Items from a figure collection:
* start *

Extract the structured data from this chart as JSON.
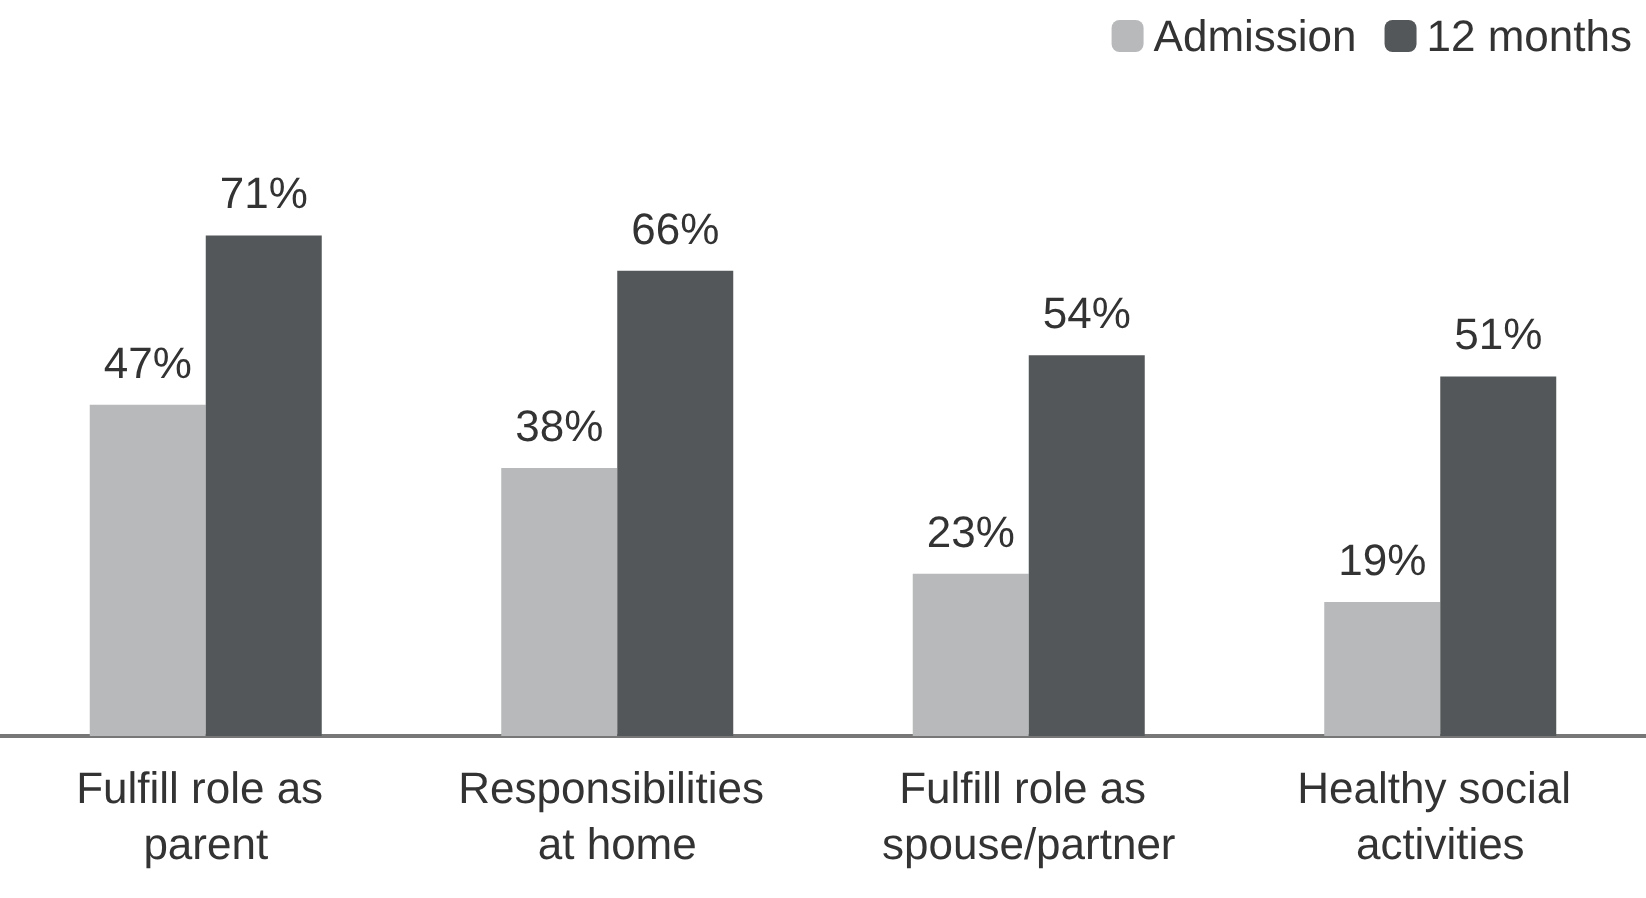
{
  "chart_data": {
    "type": "bar",
    "categories": [
      "Fulfill role as parent",
      "Responsibilities at home",
      "Fulfill role as spouse/partner",
      "Healthy social activities"
    ],
    "series": [
      {
        "name": "Admission",
        "color": "#b7b9ba",
        "values": [
          47,
          38,
          23,
          19
        ],
        "value_labels": [
          "47%",
          "38%",
          "23%",
          "19%"
        ]
      },
      {
        "name": "12 months",
        "color": "#54575a",
        "values": [
          71,
          66,
          54,
          51
        ],
        "value_labels": [
          "71%",
          "66%",
          "54%",
          "51%"
        ]
      }
    ],
    "legend": "top right",
    "tick_labels": "x"
  }
}
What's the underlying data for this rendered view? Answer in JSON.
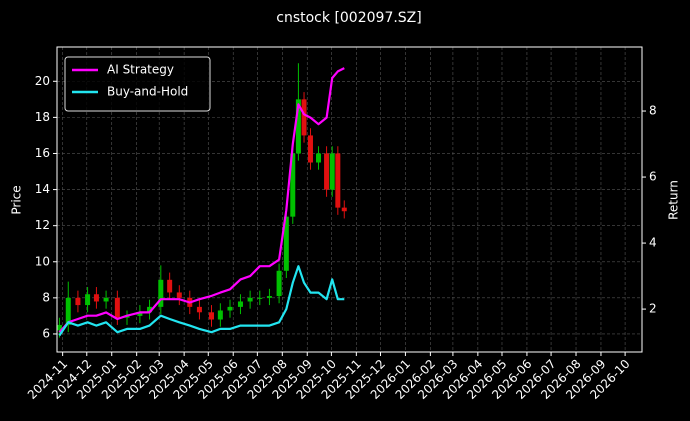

* end *

In your copy, leave out the pictures and reproduce the material above exactly.

» TASK OUTPUT:
Extract the structured data from this chart as JSON.
{
  "chart_data": {
    "type": "bar",
    "categories": [
      "Fulfill role as parent",
      "Responsibilities at home",
      "Fulfill role as spouse/partner",
      "Healthy social activities"
    ],
    "series": [
      {
        "name": "Admission",
        "color": "#b7b9ba",
        "values": [
          47,
          38,
          23,
          19
        ],
        "value_labels": [
          "47%",
          "38%",
          "23%",
          "19%"
        ]
      },
      {
        "name": "12 months",
        "color": "#54575a",
        "values": [
          71,
          66,
          54,
          51
        ],
        "value_labels": [
          "71%",
          "66%",
          "54%",
          "51%"
        ]
      }
    ],
    "legend": "top right",
    "tick_labels": "x"
  }
}
What's the underlying data for this rendered view? Answer in JSON.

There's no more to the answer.